--- start RECORDS FOR THE EXERCISE ---

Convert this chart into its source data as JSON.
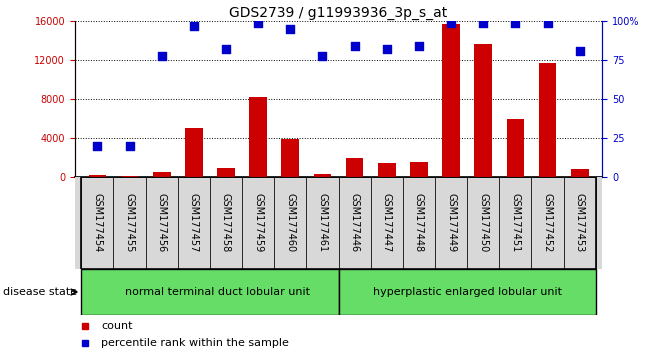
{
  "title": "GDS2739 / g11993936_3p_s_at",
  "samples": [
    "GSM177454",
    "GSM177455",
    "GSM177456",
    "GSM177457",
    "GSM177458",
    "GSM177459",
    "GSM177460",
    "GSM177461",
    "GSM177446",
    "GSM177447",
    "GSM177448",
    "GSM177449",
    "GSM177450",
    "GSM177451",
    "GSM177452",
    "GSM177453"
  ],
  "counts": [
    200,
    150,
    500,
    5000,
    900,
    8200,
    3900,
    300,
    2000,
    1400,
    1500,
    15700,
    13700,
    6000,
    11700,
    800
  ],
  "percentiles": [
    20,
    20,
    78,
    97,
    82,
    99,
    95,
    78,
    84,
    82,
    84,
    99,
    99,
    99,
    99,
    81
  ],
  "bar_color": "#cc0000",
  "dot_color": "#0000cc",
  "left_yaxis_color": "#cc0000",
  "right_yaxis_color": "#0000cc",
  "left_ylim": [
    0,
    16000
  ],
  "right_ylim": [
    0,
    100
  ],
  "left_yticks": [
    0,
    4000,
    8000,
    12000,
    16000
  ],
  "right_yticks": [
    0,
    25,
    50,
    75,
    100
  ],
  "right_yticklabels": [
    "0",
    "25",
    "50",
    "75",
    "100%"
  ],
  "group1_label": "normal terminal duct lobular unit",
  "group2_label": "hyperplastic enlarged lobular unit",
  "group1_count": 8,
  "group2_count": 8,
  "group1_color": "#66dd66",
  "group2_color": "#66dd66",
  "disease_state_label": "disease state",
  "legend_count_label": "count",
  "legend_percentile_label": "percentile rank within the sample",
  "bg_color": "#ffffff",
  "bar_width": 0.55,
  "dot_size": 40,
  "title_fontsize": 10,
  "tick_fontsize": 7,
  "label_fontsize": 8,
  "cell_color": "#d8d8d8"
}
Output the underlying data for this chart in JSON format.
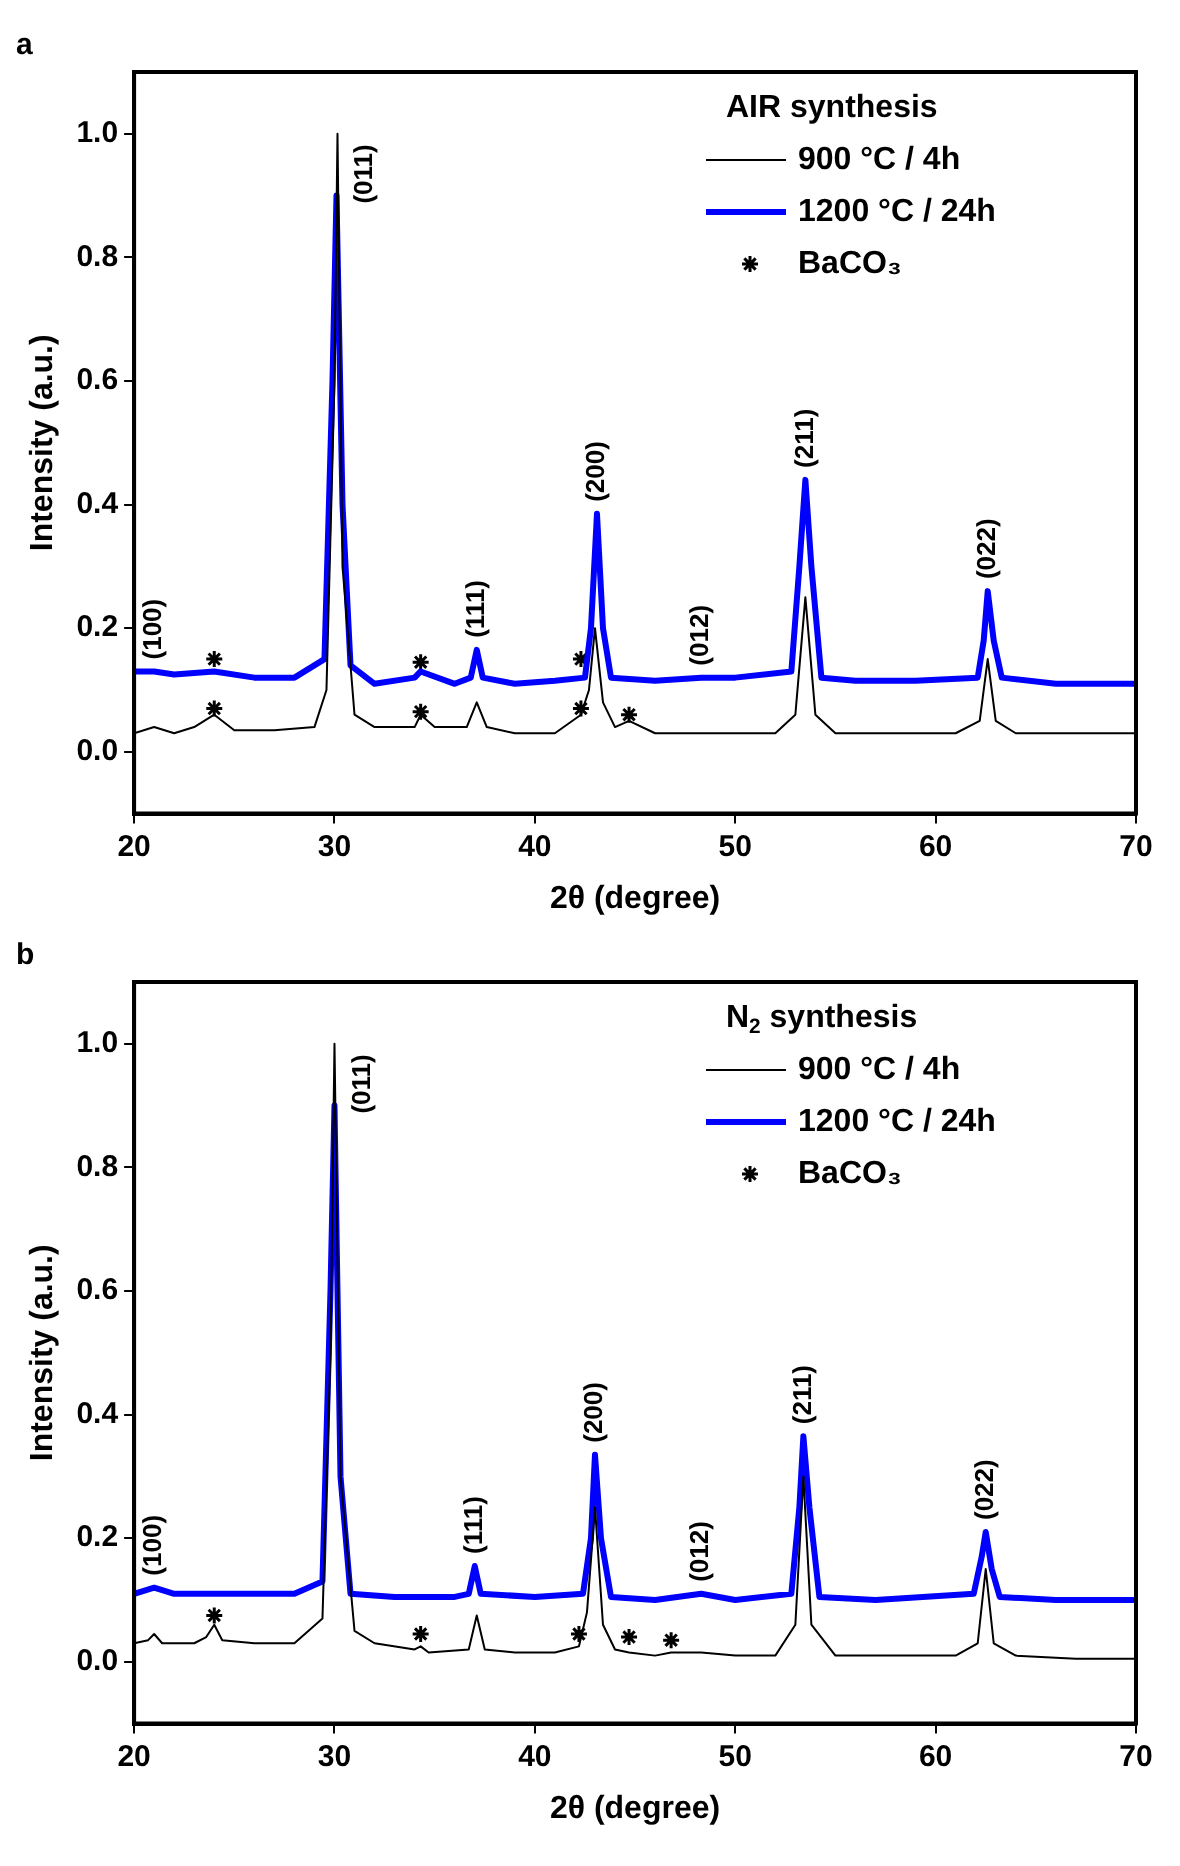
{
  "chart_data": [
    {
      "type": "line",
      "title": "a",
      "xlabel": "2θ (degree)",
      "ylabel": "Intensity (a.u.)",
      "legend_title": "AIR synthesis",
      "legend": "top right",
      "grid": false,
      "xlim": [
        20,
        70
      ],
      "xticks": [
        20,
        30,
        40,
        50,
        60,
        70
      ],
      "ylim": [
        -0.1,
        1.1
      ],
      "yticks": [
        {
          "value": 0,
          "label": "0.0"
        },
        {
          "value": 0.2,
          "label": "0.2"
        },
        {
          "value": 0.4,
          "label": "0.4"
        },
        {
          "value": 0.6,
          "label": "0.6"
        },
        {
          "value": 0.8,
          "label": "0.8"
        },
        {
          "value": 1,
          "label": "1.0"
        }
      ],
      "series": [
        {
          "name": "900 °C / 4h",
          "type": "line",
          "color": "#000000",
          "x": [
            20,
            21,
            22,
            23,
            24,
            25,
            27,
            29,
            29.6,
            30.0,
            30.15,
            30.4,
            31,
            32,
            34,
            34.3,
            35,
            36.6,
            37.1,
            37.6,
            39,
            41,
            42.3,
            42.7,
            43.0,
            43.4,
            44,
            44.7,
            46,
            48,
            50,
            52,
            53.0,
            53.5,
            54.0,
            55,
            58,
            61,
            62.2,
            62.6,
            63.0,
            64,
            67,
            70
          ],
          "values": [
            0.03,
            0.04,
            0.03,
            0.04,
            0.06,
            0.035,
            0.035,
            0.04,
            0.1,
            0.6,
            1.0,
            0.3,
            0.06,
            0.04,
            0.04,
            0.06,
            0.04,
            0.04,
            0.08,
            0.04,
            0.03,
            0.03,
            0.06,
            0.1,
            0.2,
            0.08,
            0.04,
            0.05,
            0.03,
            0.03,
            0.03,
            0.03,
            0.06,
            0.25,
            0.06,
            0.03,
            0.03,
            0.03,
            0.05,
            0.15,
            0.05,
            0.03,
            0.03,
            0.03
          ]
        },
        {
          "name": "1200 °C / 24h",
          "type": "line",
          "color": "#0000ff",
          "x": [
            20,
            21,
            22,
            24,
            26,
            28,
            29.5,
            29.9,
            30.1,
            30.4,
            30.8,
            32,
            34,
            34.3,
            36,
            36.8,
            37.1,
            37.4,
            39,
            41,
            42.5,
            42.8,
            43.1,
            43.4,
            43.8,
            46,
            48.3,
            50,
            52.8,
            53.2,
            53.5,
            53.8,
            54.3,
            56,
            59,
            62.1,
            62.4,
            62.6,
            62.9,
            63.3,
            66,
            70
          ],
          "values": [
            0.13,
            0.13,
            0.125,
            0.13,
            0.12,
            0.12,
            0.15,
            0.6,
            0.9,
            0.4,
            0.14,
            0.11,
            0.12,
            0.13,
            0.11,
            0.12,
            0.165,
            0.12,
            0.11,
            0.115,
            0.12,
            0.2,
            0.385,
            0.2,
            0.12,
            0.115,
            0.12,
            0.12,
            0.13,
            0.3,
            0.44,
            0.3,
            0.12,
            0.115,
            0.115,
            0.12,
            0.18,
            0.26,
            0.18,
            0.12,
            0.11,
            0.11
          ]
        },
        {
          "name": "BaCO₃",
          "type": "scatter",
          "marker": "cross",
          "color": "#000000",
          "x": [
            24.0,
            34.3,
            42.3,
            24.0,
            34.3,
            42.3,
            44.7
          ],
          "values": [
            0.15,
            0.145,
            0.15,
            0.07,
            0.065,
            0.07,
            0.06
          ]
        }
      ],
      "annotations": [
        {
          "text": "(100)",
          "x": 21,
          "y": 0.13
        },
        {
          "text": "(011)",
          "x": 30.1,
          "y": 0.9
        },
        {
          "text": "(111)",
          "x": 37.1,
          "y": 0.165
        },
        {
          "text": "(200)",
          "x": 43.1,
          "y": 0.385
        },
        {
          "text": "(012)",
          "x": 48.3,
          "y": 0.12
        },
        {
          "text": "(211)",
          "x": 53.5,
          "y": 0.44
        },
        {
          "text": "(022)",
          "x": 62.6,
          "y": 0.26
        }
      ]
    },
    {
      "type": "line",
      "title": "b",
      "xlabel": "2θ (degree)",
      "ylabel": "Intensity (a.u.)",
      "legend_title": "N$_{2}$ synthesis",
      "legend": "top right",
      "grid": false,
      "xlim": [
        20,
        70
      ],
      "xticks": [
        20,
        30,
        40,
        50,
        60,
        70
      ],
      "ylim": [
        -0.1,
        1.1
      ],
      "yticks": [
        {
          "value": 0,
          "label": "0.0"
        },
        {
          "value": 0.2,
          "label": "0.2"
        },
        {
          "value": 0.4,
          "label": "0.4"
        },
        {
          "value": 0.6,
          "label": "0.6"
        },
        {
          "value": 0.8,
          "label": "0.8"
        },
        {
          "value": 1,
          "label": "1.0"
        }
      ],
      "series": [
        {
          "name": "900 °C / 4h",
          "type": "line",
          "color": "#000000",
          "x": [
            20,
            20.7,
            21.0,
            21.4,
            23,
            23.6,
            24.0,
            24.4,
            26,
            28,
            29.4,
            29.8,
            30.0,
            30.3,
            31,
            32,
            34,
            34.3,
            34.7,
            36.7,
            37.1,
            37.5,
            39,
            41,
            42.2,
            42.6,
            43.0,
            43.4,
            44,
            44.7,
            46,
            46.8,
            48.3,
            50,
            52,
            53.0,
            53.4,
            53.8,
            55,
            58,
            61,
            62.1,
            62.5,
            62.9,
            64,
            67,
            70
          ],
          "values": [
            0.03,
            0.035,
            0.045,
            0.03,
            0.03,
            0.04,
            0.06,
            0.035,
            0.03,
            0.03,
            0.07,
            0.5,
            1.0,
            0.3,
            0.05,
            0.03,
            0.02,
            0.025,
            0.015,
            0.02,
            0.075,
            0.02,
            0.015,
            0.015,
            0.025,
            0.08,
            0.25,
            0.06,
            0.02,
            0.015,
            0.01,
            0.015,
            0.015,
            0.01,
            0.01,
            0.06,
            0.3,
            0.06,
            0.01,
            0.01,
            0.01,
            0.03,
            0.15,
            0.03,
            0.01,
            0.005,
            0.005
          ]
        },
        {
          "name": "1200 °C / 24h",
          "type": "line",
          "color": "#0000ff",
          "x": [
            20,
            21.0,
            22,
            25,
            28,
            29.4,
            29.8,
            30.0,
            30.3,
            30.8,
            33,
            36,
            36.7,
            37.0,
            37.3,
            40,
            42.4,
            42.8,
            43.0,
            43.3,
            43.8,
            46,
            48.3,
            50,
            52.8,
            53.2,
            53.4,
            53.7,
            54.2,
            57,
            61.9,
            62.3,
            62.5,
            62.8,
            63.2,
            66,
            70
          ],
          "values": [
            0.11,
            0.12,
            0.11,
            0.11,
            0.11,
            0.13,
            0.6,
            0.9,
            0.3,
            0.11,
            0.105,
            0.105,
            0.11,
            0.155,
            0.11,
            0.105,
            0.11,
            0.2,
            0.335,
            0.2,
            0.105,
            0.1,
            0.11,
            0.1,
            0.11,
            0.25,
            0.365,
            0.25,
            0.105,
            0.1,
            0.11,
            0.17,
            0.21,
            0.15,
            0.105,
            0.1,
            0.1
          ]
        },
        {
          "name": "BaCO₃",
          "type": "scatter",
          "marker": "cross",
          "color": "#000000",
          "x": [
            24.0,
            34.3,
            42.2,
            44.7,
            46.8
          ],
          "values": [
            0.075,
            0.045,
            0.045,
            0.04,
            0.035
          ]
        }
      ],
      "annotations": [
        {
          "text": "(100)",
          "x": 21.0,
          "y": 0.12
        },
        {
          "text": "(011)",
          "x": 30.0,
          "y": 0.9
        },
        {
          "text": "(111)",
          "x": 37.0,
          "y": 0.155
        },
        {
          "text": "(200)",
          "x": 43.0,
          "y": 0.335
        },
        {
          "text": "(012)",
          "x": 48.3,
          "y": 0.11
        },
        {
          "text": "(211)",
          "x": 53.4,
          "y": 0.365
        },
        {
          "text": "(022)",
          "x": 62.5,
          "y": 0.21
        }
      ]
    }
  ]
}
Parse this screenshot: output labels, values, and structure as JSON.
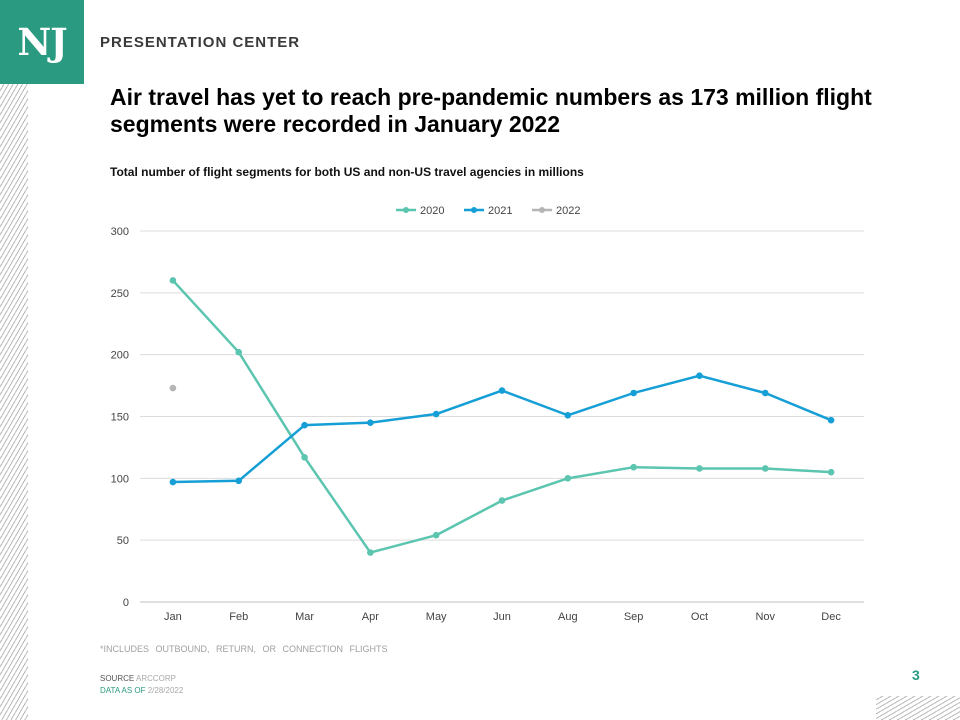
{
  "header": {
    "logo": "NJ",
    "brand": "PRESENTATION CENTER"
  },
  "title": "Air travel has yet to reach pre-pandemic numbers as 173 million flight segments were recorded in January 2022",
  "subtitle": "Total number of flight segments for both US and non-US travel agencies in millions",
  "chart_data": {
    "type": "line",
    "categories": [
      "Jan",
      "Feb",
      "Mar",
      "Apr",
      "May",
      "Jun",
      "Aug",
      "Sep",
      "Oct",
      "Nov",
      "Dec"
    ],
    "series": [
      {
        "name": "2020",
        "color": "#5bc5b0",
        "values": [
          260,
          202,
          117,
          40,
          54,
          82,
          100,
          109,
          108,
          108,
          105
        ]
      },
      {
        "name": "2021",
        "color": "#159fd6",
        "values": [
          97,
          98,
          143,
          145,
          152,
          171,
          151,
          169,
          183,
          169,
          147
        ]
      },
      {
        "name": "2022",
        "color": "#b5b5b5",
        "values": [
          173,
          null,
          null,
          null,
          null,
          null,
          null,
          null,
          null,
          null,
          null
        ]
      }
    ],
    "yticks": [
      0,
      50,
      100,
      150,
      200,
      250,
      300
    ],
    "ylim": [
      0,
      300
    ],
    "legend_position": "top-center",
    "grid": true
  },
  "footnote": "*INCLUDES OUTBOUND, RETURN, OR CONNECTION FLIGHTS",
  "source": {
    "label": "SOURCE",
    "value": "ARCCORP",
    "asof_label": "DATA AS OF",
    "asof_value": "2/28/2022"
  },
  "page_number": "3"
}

--- end RECORDS FOR THE EXERCISE ---

• _TASK DESCRIPTION_
Which lines hold the word "segments"? Copy every one of them.

• _EXPECTED ANSWER_
  "title": "Air travel has yet to reach pre-pandemic numbers as 173 million flight segments were recorded in January 2022",
  "subtitle": "Total number of flight segments for both US and non-US travel agencies in millions",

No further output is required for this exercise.